» Task description:
Can you retype every record below exactly as written?

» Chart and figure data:
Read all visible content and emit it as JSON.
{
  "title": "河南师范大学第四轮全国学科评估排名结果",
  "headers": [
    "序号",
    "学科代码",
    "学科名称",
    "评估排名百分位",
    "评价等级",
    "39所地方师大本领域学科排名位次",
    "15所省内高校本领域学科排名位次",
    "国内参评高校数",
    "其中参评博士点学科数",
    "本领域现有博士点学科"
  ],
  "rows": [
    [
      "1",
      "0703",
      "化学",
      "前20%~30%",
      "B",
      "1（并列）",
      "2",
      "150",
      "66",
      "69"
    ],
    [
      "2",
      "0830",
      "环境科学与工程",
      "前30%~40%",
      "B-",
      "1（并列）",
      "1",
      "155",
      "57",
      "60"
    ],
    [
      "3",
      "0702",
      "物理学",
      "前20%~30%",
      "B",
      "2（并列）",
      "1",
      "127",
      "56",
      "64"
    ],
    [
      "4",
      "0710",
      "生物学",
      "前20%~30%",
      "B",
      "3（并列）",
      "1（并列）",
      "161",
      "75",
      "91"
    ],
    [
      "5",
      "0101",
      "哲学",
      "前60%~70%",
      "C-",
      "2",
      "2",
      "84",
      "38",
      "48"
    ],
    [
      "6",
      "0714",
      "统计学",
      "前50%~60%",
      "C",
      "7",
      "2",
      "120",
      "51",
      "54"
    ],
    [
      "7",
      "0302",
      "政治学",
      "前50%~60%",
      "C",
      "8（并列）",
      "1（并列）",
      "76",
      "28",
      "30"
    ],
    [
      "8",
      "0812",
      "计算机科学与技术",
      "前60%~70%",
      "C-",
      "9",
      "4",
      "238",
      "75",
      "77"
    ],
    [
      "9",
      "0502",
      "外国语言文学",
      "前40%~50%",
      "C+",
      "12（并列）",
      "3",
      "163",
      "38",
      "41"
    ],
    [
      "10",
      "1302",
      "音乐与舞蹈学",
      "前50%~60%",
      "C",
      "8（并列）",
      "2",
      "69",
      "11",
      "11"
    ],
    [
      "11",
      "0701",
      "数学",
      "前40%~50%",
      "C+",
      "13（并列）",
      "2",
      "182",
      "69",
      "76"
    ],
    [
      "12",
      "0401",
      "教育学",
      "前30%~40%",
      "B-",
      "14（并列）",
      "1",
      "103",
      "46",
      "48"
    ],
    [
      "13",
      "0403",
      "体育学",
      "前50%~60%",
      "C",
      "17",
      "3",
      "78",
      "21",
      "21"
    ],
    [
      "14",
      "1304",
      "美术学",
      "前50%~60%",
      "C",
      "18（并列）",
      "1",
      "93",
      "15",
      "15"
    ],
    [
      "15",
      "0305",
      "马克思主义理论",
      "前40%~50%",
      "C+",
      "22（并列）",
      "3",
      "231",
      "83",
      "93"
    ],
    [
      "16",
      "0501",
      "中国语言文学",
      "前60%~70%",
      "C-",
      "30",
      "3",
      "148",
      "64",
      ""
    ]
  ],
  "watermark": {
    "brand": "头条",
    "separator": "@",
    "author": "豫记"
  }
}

» Exercise response:
Read all visible content and emit it as JSON.
{
  "title": "河南师范大学第四轮全国学科评估排名结果",
  "headers": [
    "序号",
    "学科代码",
    "学科名称",
    "评估排名百分位",
    "评价等级",
    "39所地方师大本领域学科排名位次",
    "15所省内高校本领域学科排名位次",
    "国内参评高校数",
    "其中参评博士点学科数",
    "本领域现有博士点学科"
  ],
  "rows": [
    [
      "1",
      "0703",
      "化学",
      "前20%~30%",
      "B",
      "1（并列）",
      "2",
      "150",
      "66",
      "69"
    ],
    [
      "2",
      "0830",
      "环境科学与工程",
      "前30%~40%",
      "B-",
      "1（并列）",
      "1",
      "155",
      "57",
      "60"
    ],
    [
      "3",
      "0702",
      "物理学",
      "前20%~30%",
      "B",
      "2（并列）",
      "1",
      "127",
      "56",
      "64"
    ],
    [
      "4",
      "0710",
      "生物学",
      "前20%~30%",
      "B",
      "3（并列）",
      "1（并列）",
      "161",
      "75",
      "91"
    ],
    [
      "5",
      "0101",
      "哲学",
      "前60%~70%",
      "C-",
      "2",
      "2",
      "84",
      "38",
      "48"
    ],
    [
      "6",
      "0714",
      "统计学",
      "前50%~60%",
      "C",
      "7",
      "2",
      "120",
      "51",
      "54"
    ],
    [
      "7",
      "0302",
      "政治学",
      "前50%~60%",
      "C",
      "8（并列）",
      "1（并列）",
      "76",
      "28",
      "30"
    ],
    [
      "8",
      "0812",
      "计算机科学与技术",
      "前60%~70%",
      "C-",
      "9",
      "4",
      "238",
      "75",
      "77"
    ],
    [
      "9",
      "0502",
      "外国语言文学",
      "前40%~50%",
      "C+",
      "12（并列）",
      "3",
      "163",
      "38",
      "41"
    ],
    [
      "10",
      "1302",
      "音乐与舞蹈学",
      "前50%~60%",
      "C",
      "8（并列）",
      "2",
      "69",
      "11",
      "11"
    ],
    [
      "11",
      "0701",
      "数学",
      "前40%~50%",
      "C+",
      "13（并列）",
      "2",
      "182",
      "69",
      "76"
    ],
    [
      "12",
      "0401",
      "教育学",
      "前30%~40%",
      "B-",
      "14（并列）",
      "1",
      "103",
      "46",
      "48"
    ],
    [
      "13",
      "0403",
      "体育学",
      "前50%~60%",
      "C",
      "17",
      "3",
      "78",
      "21",
      "21"
    ],
    [
      "14",
      "1304",
      "美术学",
      "前50%~60%",
      "C",
      "18（并列）",
      "1",
      "93",
      "15",
      "15"
    ],
    [
      "15",
      "0305",
      "马克思主义理论",
      "前40%~50%",
      "C+",
      "22（并列）",
      "3",
      "231",
      "83",
      "93"
    ],
    [
      "16",
      "0501",
      "中国语言文学",
      "前60%~70%",
      "C-",
      "30",
      "3",
      "148",
      "64",
      ""
    ]
  ],
  "watermark": {
    "brand": "头条",
    "separator": "@",
    "author": "豫记"
  }
}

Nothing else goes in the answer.